Read the entries below and pull out each line with the string "Feed".

######

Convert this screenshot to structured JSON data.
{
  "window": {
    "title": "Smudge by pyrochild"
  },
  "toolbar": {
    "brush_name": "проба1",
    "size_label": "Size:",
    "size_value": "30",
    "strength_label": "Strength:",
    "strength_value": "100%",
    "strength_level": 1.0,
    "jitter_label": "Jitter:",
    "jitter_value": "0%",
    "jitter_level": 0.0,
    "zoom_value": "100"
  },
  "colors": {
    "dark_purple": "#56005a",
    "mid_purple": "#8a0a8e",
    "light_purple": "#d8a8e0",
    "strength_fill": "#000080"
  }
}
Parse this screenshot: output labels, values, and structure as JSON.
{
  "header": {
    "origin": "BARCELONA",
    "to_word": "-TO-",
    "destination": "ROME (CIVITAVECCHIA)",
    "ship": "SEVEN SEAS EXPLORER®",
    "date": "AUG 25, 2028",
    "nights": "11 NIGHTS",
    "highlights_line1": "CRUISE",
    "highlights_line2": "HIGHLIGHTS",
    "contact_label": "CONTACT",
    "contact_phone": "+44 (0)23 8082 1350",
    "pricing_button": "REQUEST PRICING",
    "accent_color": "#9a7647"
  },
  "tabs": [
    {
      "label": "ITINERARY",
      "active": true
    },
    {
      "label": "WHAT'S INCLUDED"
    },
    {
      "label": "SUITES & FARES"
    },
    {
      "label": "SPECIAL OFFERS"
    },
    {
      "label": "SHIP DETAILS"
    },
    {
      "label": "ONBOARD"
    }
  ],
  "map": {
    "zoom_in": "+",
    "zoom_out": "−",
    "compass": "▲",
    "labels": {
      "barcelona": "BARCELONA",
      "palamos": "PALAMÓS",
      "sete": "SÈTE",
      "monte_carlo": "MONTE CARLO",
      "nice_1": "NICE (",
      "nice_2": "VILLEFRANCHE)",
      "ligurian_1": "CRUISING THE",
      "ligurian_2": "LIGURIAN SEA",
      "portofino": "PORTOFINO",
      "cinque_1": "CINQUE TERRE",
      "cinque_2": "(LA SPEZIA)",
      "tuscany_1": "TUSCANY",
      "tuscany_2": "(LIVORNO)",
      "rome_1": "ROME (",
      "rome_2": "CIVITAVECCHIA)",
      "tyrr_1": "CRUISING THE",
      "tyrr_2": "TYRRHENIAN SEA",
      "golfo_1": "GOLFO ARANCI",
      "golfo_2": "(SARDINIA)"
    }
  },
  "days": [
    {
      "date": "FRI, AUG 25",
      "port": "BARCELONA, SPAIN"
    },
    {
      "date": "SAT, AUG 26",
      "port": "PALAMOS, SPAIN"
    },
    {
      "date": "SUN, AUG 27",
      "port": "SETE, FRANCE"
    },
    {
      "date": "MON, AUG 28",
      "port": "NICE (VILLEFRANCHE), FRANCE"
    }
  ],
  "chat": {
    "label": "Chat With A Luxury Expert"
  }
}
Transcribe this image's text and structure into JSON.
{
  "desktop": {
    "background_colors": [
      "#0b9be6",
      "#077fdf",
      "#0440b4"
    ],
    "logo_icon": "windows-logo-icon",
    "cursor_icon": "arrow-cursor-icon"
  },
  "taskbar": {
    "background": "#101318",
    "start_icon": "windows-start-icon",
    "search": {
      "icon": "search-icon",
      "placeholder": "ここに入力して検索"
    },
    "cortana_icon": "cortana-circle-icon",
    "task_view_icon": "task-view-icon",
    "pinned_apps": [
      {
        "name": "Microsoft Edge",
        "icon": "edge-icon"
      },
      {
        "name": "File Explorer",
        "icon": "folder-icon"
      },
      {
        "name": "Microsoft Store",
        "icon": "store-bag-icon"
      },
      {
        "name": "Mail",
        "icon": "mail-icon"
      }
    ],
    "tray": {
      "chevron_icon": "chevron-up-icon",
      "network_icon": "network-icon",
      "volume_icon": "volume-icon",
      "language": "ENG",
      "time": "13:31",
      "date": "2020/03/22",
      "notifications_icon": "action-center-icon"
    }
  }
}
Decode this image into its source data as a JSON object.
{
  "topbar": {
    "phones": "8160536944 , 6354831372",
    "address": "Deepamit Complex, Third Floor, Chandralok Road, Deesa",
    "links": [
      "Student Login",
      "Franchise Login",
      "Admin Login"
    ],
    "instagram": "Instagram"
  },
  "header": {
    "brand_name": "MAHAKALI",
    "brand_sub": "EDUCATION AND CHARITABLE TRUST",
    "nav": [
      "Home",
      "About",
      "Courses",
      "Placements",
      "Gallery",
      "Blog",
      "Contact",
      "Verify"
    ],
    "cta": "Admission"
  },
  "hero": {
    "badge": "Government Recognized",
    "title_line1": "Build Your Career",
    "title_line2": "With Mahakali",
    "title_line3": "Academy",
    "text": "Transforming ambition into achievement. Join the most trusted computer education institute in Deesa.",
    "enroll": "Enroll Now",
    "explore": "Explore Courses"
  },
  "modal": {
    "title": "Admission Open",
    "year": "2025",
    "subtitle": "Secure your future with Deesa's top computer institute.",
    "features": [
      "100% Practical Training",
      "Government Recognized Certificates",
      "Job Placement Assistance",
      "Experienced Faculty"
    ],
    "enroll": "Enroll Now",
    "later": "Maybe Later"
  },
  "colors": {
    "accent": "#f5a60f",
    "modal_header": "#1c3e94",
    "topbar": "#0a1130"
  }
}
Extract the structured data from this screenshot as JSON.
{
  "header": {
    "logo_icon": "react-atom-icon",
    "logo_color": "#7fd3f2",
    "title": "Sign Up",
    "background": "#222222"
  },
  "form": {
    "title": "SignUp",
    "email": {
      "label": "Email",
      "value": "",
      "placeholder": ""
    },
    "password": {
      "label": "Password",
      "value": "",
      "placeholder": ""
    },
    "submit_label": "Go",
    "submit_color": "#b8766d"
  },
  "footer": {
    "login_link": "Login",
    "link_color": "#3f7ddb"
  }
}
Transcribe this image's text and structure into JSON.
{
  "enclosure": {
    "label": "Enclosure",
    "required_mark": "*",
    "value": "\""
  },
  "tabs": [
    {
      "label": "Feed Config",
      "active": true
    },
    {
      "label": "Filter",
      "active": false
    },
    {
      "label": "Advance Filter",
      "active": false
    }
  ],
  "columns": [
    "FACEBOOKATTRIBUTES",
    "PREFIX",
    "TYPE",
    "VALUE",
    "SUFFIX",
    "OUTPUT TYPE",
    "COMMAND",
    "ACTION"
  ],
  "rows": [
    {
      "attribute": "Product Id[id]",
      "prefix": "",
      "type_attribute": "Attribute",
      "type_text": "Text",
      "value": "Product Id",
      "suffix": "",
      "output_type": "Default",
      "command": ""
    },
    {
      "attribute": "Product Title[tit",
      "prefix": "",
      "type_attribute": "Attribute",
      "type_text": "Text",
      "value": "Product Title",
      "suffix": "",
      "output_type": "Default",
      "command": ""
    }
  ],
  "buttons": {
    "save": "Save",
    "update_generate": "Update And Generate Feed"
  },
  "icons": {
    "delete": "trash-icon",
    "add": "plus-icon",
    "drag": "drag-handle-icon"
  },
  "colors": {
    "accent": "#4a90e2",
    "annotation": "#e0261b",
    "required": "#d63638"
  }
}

######

• **Exercise output**:
      "label": "Feed Config",
    "update_generate": "Update And Generate Feed"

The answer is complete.